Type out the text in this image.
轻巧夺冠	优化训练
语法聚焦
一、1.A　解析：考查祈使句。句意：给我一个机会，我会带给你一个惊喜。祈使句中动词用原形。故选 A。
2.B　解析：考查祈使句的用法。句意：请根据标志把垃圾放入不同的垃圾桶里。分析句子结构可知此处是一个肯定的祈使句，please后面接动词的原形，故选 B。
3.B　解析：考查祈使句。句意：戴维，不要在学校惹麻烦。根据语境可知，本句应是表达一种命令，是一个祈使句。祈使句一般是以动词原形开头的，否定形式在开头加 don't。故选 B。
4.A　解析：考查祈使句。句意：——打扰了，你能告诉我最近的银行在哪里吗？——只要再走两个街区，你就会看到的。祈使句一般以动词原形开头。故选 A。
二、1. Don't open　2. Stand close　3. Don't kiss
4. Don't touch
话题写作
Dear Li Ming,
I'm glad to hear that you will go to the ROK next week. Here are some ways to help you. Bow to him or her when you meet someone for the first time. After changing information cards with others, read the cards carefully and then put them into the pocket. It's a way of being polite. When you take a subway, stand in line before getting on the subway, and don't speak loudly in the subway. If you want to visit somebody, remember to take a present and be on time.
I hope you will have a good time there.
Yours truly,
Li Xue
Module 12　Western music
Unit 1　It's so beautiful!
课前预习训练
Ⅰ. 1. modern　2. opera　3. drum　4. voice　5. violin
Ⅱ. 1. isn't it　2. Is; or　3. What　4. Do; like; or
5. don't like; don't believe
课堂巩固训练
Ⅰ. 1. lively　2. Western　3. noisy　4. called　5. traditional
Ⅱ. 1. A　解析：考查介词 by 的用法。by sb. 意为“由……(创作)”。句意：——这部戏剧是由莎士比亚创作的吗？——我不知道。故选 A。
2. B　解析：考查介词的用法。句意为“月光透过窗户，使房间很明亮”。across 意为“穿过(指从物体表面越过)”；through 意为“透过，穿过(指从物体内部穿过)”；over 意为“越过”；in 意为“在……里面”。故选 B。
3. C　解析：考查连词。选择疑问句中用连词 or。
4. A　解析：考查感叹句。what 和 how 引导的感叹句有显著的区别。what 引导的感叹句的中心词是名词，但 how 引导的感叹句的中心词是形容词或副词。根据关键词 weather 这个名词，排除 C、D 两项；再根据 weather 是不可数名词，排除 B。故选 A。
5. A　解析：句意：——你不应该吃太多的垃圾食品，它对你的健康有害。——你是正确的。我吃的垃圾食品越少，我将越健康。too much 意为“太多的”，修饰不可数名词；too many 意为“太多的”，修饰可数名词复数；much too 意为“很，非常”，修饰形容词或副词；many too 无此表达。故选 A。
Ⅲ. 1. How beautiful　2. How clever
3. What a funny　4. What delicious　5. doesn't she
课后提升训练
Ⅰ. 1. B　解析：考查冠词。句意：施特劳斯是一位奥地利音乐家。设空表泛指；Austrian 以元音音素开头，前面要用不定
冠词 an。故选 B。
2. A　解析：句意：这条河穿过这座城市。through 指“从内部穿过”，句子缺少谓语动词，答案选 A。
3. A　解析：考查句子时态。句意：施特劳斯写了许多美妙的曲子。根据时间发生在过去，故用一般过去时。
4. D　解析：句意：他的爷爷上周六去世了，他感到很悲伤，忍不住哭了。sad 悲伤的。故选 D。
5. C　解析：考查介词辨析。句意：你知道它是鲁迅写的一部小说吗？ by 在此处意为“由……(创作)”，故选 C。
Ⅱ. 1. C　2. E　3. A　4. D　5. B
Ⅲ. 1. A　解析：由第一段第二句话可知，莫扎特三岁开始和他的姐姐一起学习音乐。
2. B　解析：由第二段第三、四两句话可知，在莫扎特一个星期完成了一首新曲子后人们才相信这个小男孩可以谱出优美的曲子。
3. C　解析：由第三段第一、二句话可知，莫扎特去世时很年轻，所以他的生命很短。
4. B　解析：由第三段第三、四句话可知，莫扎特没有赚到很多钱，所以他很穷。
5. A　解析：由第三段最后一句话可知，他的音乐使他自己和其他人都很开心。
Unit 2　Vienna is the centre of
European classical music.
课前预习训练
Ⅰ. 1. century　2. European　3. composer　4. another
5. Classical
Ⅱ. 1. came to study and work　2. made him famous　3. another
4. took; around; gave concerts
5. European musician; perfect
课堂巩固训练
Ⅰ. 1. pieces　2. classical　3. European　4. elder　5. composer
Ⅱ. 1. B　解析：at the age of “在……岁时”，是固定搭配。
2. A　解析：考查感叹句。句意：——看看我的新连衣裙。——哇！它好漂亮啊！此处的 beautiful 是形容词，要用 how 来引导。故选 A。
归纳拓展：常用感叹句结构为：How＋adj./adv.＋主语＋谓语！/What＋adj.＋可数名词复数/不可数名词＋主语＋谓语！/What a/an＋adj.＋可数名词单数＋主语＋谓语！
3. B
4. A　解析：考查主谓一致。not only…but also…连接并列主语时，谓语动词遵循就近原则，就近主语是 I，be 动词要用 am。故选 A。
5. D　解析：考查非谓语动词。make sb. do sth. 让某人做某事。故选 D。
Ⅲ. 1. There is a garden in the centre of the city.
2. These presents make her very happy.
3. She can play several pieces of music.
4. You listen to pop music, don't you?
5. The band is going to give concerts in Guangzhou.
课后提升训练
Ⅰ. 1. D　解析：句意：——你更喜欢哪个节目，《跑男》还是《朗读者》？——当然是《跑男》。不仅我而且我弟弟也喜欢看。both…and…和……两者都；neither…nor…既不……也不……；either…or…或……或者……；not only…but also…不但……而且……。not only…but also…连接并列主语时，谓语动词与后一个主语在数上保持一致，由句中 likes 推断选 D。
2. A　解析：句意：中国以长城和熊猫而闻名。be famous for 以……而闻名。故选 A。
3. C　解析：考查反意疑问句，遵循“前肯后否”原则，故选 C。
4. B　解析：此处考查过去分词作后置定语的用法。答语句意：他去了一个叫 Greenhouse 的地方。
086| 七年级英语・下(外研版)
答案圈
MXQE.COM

▶ [Aim]: Where a line of the data holds "also", show that line.

▶ [Written solution]:
4. A　解析：考查主谓一致。not only…but also…连接并列主语时，谓语动词遵循就近原则，就近主语是 I，be 动词要用 am。故选 A。
Ⅰ. 1. D　解析：句意：——你更喜欢哪个节目，《跑男》还是《朗读者》？——当然是《跑男》。不仅我而且我弟弟也喜欢看。both…and…和……两者都；neither…nor…既不……也不……；either…or…或……或者……；not only…but also…不但……而且……。not only…but also…连接并列主语时，谓语动词与后一个主语在数上保持一致，由句中 likes 推断选 D。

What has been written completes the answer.